(Job)
Check each line of the records for "label"; collect those that have it.

(Stored items)
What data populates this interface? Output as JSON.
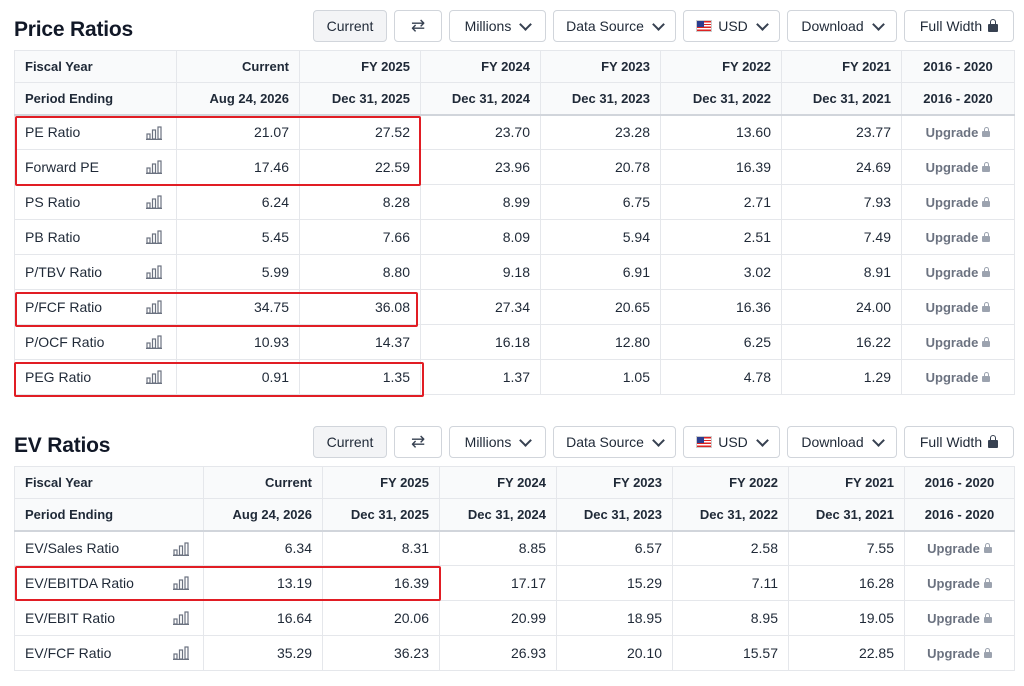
{
  "toolbar": {
    "current": "Current",
    "millions": "Millions",
    "data_source": "Data Source",
    "currency": "USD",
    "download": "Download",
    "full_width": "Full Width"
  },
  "price": {
    "title": "Price Ratios",
    "head_row1": [
      "Fiscal Year",
      "Current",
      "FY 2025",
      "FY 2024",
      "FY 2023",
      "FY 2022",
      "FY 2021",
      "2016 - 2020"
    ],
    "head_row2": [
      "Period Ending",
      "Aug 24, 2026",
      "Dec 31, 2025",
      "Dec 31, 2024",
      "Dec 31, 2023",
      "Dec 31, 2022",
      "Dec 31, 2021",
      "2016 - 2020"
    ],
    "rows": [
      {
        "label": "PE Ratio",
        "values": [
          "21.07",
          "27.52",
          "23.70",
          "23.28",
          "13.60",
          "23.77"
        ]
      },
      {
        "label": "Forward PE",
        "values": [
          "17.46",
          "22.59",
          "23.96",
          "20.78",
          "16.39",
          "24.69"
        ]
      },
      {
        "label": "PS Ratio",
        "values": [
          "6.24",
          "8.28",
          "8.99",
          "6.75",
          "2.71",
          "7.93"
        ]
      },
      {
        "label": "PB Ratio",
        "values": [
          "5.45",
          "7.66",
          "8.09",
          "5.94",
          "2.51",
          "7.49"
        ]
      },
      {
        "label": "P/TBV Ratio",
        "values": [
          "5.99",
          "8.80",
          "9.18",
          "6.91",
          "3.02",
          "8.91"
        ]
      },
      {
        "label": "P/FCF Ratio",
        "values": [
          "34.75",
          "36.08",
          "27.34",
          "20.65",
          "16.36",
          "24.00"
        ]
      },
      {
        "label": "P/OCF Ratio",
        "values": [
          "10.93",
          "14.37",
          "16.18",
          "12.80",
          "6.25",
          "16.22"
        ]
      },
      {
        "label": "PEG Ratio",
        "values": [
          "0.91",
          "1.35",
          "1.37",
          "1.05",
          "4.78",
          "1.29"
        ]
      }
    ],
    "upgrade": "Upgrade"
  },
  "ev": {
    "title": "EV Ratios",
    "head_row1": [
      "Fiscal Year",
      "Current",
      "FY 2025",
      "FY 2024",
      "FY 2023",
      "FY 2022",
      "FY 2021",
      "2016 - 2020"
    ],
    "head_row2": [
      "Period Ending",
      "Aug 24, 2026",
      "Dec 31, 2025",
      "Dec 31, 2024",
      "Dec 31, 2023",
      "Dec 31, 2022",
      "Dec 31, 2021",
      "2016 - 2020"
    ],
    "rows": [
      {
        "label": "EV/Sales Ratio",
        "values": [
          "6.34",
          "8.31",
          "8.85",
          "6.57",
          "2.58",
          "7.55"
        ]
      },
      {
        "label": "EV/EBITDA Ratio",
        "values": [
          "13.19",
          "16.39",
          "17.17",
          "15.29",
          "7.11",
          "16.28"
        ]
      },
      {
        "label": "EV/EBIT Ratio",
        "values": [
          "16.64",
          "20.06",
          "20.99",
          "18.95",
          "8.95",
          "19.05"
        ]
      },
      {
        "label": "EV/FCF Ratio",
        "values": [
          "35.29",
          "36.23",
          "26.93",
          "20.10",
          "15.57",
          "22.85"
        ]
      }
    ],
    "upgrade": "Upgrade"
  },
  "colors": {
    "highlight": "#e11d24",
    "header_bg": "#f9fafb",
    "border": "#e5e7eb"
  }
}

(Exercise result)
        "label": "PE Ratio",
        "label": "Forward PE",
        "label": "PS Ratio",
        "label": "PB Ratio",
        "label": "P/TBV Ratio",
        "label": "P/FCF Ratio",
        "label": "P/OCF Ratio",
        "label": "PEG Ratio",
        "label": "EV/Sales Ratio",
        "label": "EV/EBITDA Ratio",
        "label": "EV/EBIT Ratio",
        "label": "EV/FCF Ratio",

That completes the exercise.